■ WHAT YOU HAVE TO DO
Check each line of the data for "find" and select those that have it.

# START OF RECORDS SHOWN

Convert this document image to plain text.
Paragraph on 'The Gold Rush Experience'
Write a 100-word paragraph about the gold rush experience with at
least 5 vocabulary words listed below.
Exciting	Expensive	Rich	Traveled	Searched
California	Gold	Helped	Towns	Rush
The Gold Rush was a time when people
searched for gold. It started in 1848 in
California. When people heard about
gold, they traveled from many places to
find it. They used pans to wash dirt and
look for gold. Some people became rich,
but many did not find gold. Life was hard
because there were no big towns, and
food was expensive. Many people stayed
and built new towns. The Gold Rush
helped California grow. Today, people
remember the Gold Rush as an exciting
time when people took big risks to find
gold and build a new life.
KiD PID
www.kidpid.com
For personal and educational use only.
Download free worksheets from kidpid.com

# END OF RECORDS SHOWN

■ EXERCISE SOLUTION
find it. They used pans to wash dirt and
but many did not find gold. Life was hard
time when people took big risks to find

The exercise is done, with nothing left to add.